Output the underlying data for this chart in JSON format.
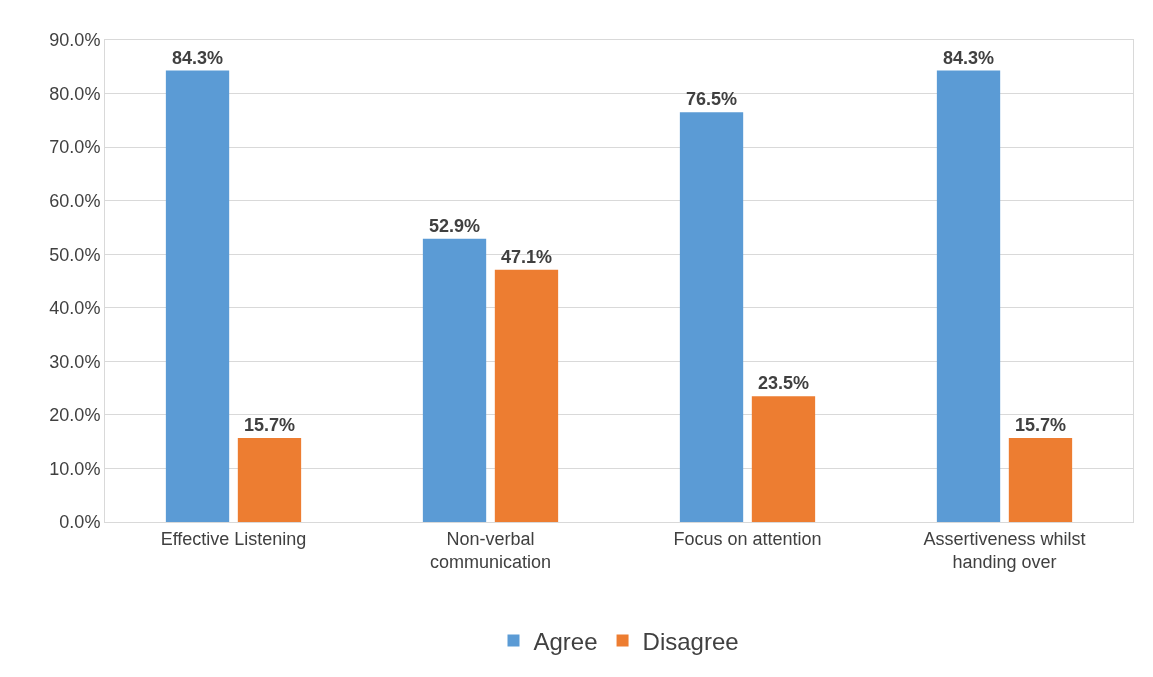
{
  "chart_data": {
    "type": "bar",
    "categories": [
      "Effective Listening",
      "Non-verbal communication",
      "Focus on attention",
      "Assertiveness whilst handing over"
    ],
    "series": [
      {
        "name": "Agree",
        "color": "#5b9bd5",
        "values": [
          84.3,
          52.9,
          76.5,
          84.3
        ],
        "value_labels": [
          "84.3%",
          "52.9%",
          "76.5%",
          "84.3%"
        ]
      },
      {
        "name": "Disagree",
        "color": "#ed7d31",
        "values": [
          15.7,
          47.1,
          23.5,
          15.7
        ],
        "value_labels": [
          "15.7%",
          "47.1%",
          "23.5%",
          "15.7%"
        ]
      }
    ],
    "ylim": [
      0,
      90
    ],
    "yticks": [
      {
        "value": 0,
        "label": "0.0%"
      },
      {
        "value": 10,
        "label": "10.0%"
      },
      {
        "value": 20,
        "label": "20.0%"
      },
      {
        "value": 30,
        "label": "30.0%"
      },
      {
        "value": 40,
        "label": "40.0%"
      },
      {
        "value": 50,
        "label": "50.0%"
      },
      {
        "value": 60,
        "label": "60.0%"
      },
      {
        "value": 70,
        "label": "70.0%"
      },
      {
        "value": 80,
        "label": "80.0%"
      },
      {
        "value": 90,
        "label": "90.0%"
      }
    ],
    "grid": "y",
    "legend": "bottom"
  }
}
=====
__SHORT TASK__. Set the data above down again exactly as given, with no pictures.

__ANSWER FOR THE TASK__.
Output the underlying data for this chart in JSON format.
{
  "chart_data": {
    "type": "bar",
    "categories": [
      "Effective Listening",
      "Non-verbal communication",
      "Focus on attention",
      "Assertiveness whilst handing over"
    ],
    "series": [
      {
        "name": "Agree",
        "color": "#5b9bd5",
        "values": [
          84.3,
          52.9,
          76.5,
          84.3
        ],
        "value_labels": [
          "84.3%",
          "52.9%",
          "76.5%",
          "84.3%"
        ]
      },
      {
        "name": "Disagree",
        "color": "#ed7d31",
        "values": [
          15.7,
          47.1,
          23.5,
          15.7
        ],
        "value_labels": [
          "15.7%",
          "47.1%",
          "23.5%",
          "15.7%"
        ]
      }
    ],
    "ylim": [
      0,
      90
    ],
    "yticks": [
      {
        "value": 0,
        "label": "0.0%"
      },
      {
        "value": 10,
        "label": "10.0%"
      },
      {
        "value": 20,
        "label": "20.0%"
      },
      {
        "value": 30,
        "label": "30.0%"
      },
      {
        "value": 40,
        "label": "40.0%"
      },
      {
        "value": 50,
        "label": "50.0%"
      },
      {
        "value": 60,
        "label": "60.0%"
      },
      {
        "value": 70,
        "label": "70.0%"
      },
      {
        "value": 80,
        "label": "80.0%"
      },
      {
        "value": 90,
        "label": "90.0%"
      }
    ],
    "grid": "y",
    "legend": "bottom"
  }
}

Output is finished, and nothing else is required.